** Short task **
Reproduce every line of the listing as written, apart from the pictures.

Dataset items:
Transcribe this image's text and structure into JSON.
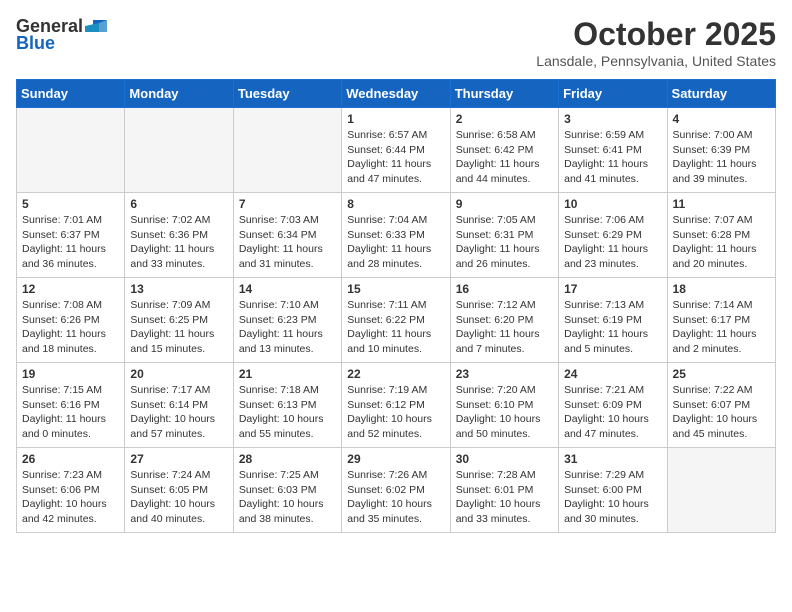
{
  "logo": {
    "general": "General",
    "blue": "Blue"
  },
  "title": "October 2025",
  "location": "Lansdale, Pennsylvania, United States",
  "days_of_week": [
    "Sunday",
    "Monday",
    "Tuesday",
    "Wednesday",
    "Thursday",
    "Friday",
    "Saturday"
  ],
  "weeks": [
    [
      {
        "day": "",
        "info": ""
      },
      {
        "day": "",
        "info": ""
      },
      {
        "day": "",
        "info": ""
      },
      {
        "day": "1",
        "info": "Sunrise: 6:57 AM\nSunset: 6:44 PM\nDaylight: 11 hours and 47 minutes."
      },
      {
        "day": "2",
        "info": "Sunrise: 6:58 AM\nSunset: 6:42 PM\nDaylight: 11 hours and 44 minutes."
      },
      {
        "day": "3",
        "info": "Sunrise: 6:59 AM\nSunset: 6:41 PM\nDaylight: 11 hours and 41 minutes."
      },
      {
        "day": "4",
        "info": "Sunrise: 7:00 AM\nSunset: 6:39 PM\nDaylight: 11 hours and 39 minutes."
      }
    ],
    [
      {
        "day": "5",
        "info": "Sunrise: 7:01 AM\nSunset: 6:37 PM\nDaylight: 11 hours and 36 minutes."
      },
      {
        "day": "6",
        "info": "Sunrise: 7:02 AM\nSunset: 6:36 PM\nDaylight: 11 hours and 33 minutes."
      },
      {
        "day": "7",
        "info": "Sunrise: 7:03 AM\nSunset: 6:34 PM\nDaylight: 11 hours and 31 minutes."
      },
      {
        "day": "8",
        "info": "Sunrise: 7:04 AM\nSunset: 6:33 PM\nDaylight: 11 hours and 28 minutes."
      },
      {
        "day": "9",
        "info": "Sunrise: 7:05 AM\nSunset: 6:31 PM\nDaylight: 11 hours and 26 minutes."
      },
      {
        "day": "10",
        "info": "Sunrise: 7:06 AM\nSunset: 6:29 PM\nDaylight: 11 hours and 23 minutes."
      },
      {
        "day": "11",
        "info": "Sunrise: 7:07 AM\nSunset: 6:28 PM\nDaylight: 11 hours and 20 minutes."
      }
    ],
    [
      {
        "day": "12",
        "info": "Sunrise: 7:08 AM\nSunset: 6:26 PM\nDaylight: 11 hours and 18 minutes."
      },
      {
        "day": "13",
        "info": "Sunrise: 7:09 AM\nSunset: 6:25 PM\nDaylight: 11 hours and 15 minutes."
      },
      {
        "day": "14",
        "info": "Sunrise: 7:10 AM\nSunset: 6:23 PM\nDaylight: 11 hours and 13 minutes."
      },
      {
        "day": "15",
        "info": "Sunrise: 7:11 AM\nSunset: 6:22 PM\nDaylight: 11 hours and 10 minutes."
      },
      {
        "day": "16",
        "info": "Sunrise: 7:12 AM\nSunset: 6:20 PM\nDaylight: 11 hours and 7 minutes."
      },
      {
        "day": "17",
        "info": "Sunrise: 7:13 AM\nSunset: 6:19 PM\nDaylight: 11 hours and 5 minutes."
      },
      {
        "day": "18",
        "info": "Sunrise: 7:14 AM\nSunset: 6:17 PM\nDaylight: 11 hours and 2 minutes."
      }
    ],
    [
      {
        "day": "19",
        "info": "Sunrise: 7:15 AM\nSunset: 6:16 PM\nDaylight: 11 hours and 0 minutes."
      },
      {
        "day": "20",
        "info": "Sunrise: 7:17 AM\nSunset: 6:14 PM\nDaylight: 10 hours and 57 minutes."
      },
      {
        "day": "21",
        "info": "Sunrise: 7:18 AM\nSunset: 6:13 PM\nDaylight: 10 hours and 55 minutes."
      },
      {
        "day": "22",
        "info": "Sunrise: 7:19 AM\nSunset: 6:12 PM\nDaylight: 10 hours and 52 minutes."
      },
      {
        "day": "23",
        "info": "Sunrise: 7:20 AM\nSunset: 6:10 PM\nDaylight: 10 hours and 50 minutes."
      },
      {
        "day": "24",
        "info": "Sunrise: 7:21 AM\nSunset: 6:09 PM\nDaylight: 10 hours and 47 minutes."
      },
      {
        "day": "25",
        "info": "Sunrise: 7:22 AM\nSunset: 6:07 PM\nDaylight: 10 hours and 45 minutes."
      }
    ],
    [
      {
        "day": "26",
        "info": "Sunrise: 7:23 AM\nSunset: 6:06 PM\nDaylight: 10 hours and 42 minutes."
      },
      {
        "day": "27",
        "info": "Sunrise: 7:24 AM\nSunset: 6:05 PM\nDaylight: 10 hours and 40 minutes."
      },
      {
        "day": "28",
        "info": "Sunrise: 7:25 AM\nSunset: 6:03 PM\nDaylight: 10 hours and 38 minutes."
      },
      {
        "day": "29",
        "info": "Sunrise: 7:26 AM\nSunset: 6:02 PM\nDaylight: 10 hours and 35 minutes."
      },
      {
        "day": "30",
        "info": "Sunrise: 7:28 AM\nSunset: 6:01 PM\nDaylight: 10 hours and 33 minutes."
      },
      {
        "day": "31",
        "info": "Sunrise: 7:29 AM\nSunset: 6:00 PM\nDaylight: 10 hours and 30 minutes."
      },
      {
        "day": "",
        "info": ""
      }
    ]
  ]
}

** Output for this task **
Transcribe this image's text and structure into JSON.
{
  "logo": {
    "general": "General",
    "blue": "Blue"
  },
  "title": "October 2025",
  "location": "Lansdale, Pennsylvania, United States",
  "days_of_week": [
    "Sunday",
    "Monday",
    "Tuesday",
    "Wednesday",
    "Thursday",
    "Friday",
    "Saturday"
  ],
  "weeks": [
    [
      {
        "day": "",
        "info": ""
      },
      {
        "day": "",
        "info": ""
      },
      {
        "day": "",
        "info": ""
      },
      {
        "day": "1",
        "info": "Sunrise: 6:57 AM\nSunset: 6:44 PM\nDaylight: 11 hours and 47 minutes."
      },
      {
        "day": "2",
        "info": "Sunrise: 6:58 AM\nSunset: 6:42 PM\nDaylight: 11 hours and 44 minutes."
      },
      {
        "day": "3",
        "info": "Sunrise: 6:59 AM\nSunset: 6:41 PM\nDaylight: 11 hours and 41 minutes."
      },
      {
        "day": "4",
        "info": "Sunrise: 7:00 AM\nSunset: 6:39 PM\nDaylight: 11 hours and 39 minutes."
      }
    ],
    [
      {
        "day": "5",
        "info": "Sunrise: 7:01 AM\nSunset: 6:37 PM\nDaylight: 11 hours and 36 minutes."
      },
      {
        "day": "6",
        "info": "Sunrise: 7:02 AM\nSunset: 6:36 PM\nDaylight: 11 hours and 33 minutes."
      },
      {
        "day": "7",
        "info": "Sunrise: 7:03 AM\nSunset: 6:34 PM\nDaylight: 11 hours and 31 minutes."
      },
      {
        "day": "8",
        "info": "Sunrise: 7:04 AM\nSunset: 6:33 PM\nDaylight: 11 hours and 28 minutes."
      },
      {
        "day": "9",
        "info": "Sunrise: 7:05 AM\nSunset: 6:31 PM\nDaylight: 11 hours and 26 minutes."
      },
      {
        "day": "10",
        "info": "Sunrise: 7:06 AM\nSunset: 6:29 PM\nDaylight: 11 hours and 23 minutes."
      },
      {
        "day": "11",
        "info": "Sunrise: 7:07 AM\nSunset: 6:28 PM\nDaylight: 11 hours and 20 minutes."
      }
    ],
    [
      {
        "day": "12",
        "info": "Sunrise: 7:08 AM\nSunset: 6:26 PM\nDaylight: 11 hours and 18 minutes."
      },
      {
        "day": "13",
        "info": "Sunrise: 7:09 AM\nSunset: 6:25 PM\nDaylight: 11 hours and 15 minutes."
      },
      {
        "day": "14",
        "info": "Sunrise: 7:10 AM\nSunset: 6:23 PM\nDaylight: 11 hours and 13 minutes."
      },
      {
        "day": "15",
        "info": "Sunrise: 7:11 AM\nSunset: 6:22 PM\nDaylight: 11 hours and 10 minutes."
      },
      {
        "day": "16",
        "info": "Sunrise: 7:12 AM\nSunset: 6:20 PM\nDaylight: 11 hours and 7 minutes."
      },
      {
        "day": "17",
        "info": "Sunrise: 7:13 AM\nSunset: 6:19 PM\nDaylight: 11 hours and 5 minutes."
      },
      {
        "day": "18",
        "info": "Sunrise: 7:14 AM\nSunset: 6:17 PM\nDaylight: 11 hours and 2 minutes."
      }
    ],
    [
      {
        "day": "19",
        "info": "Sunrise: 7:15 AM\nSunset: 6:16 PM\nDaylight: 11 hours and 0 minutes."
      },
      {
        "day": "20",
        "info": "Sunrise: 7:17 AM\nSunset: 6:14 PM\nDaylight: 10 hours and 57 minutes."
      },
      {
        "day": "21",
        "info": "Sunrise: 7:18 AM\nSunset: 6:13 PM\nDaylight: 10 hours and 55 minutes."
      },
      {
        "day": "22",
        "info": "Sunrise: 7:19 AM\nSunset: 6:12 PM\nDaylight: 10 hours and 52 minutes."
      },
      {
        "day": "23",
        "info": "Sunrise: 7:20 AM\nSunset: 6:10 PM\nDaylight: 10 hours and 50 minutes."
      },
      {
        "day": "24",
        "info": "Sunrise: 7:21 AM\nSunset: 6:09 PM\nDaylight: 10 hours and 47 minutes."
      },
      {
        "day": "25",
        "info": "Sunrise: 7:22 AM\nSunset: 6:07 PM\nDaylight: 10 hours and 45 minutes."
      }
    ],
    [
      {
        "day": "26",
        "info": "Sunrise: 7:23 AM\nSunset: 6:06 PM\nDaylight: 10 hours and 42 minutes."
      },
      {
        "day": "27",
        "info": "Sunrise: 7:24 AM\nSunset: 6:05 PM\nDaylight: 10 hours and 40 minutes."
      },
      {
        "day": "28",
        "info": "Sunrise: 7:25 AM\nSunset: 6:03 PM\nDaylight: 10 hours and 38 minutes."
      },
      {
        "day": "29",
        "info": "Sunrise: 7:26 AM\nSunset: 6:02 PM\nDaylight: 10 hours and 35 minutes."
      },
      {
        "day": "30",
        "info": "Sunrise: 7:28 AM\nSunset: 6:01 PM\nDaylight: 10 hours and 33 minutes."
      },
      {
        "day": "31",
        "info": "Sunrise: 7:29 AM\nSunset: 6:00 PM\nDaylight: 10 hours and 30 minutes."
      },
      {
        "day": "",
        "info": ""
      }
    ]
  ]
}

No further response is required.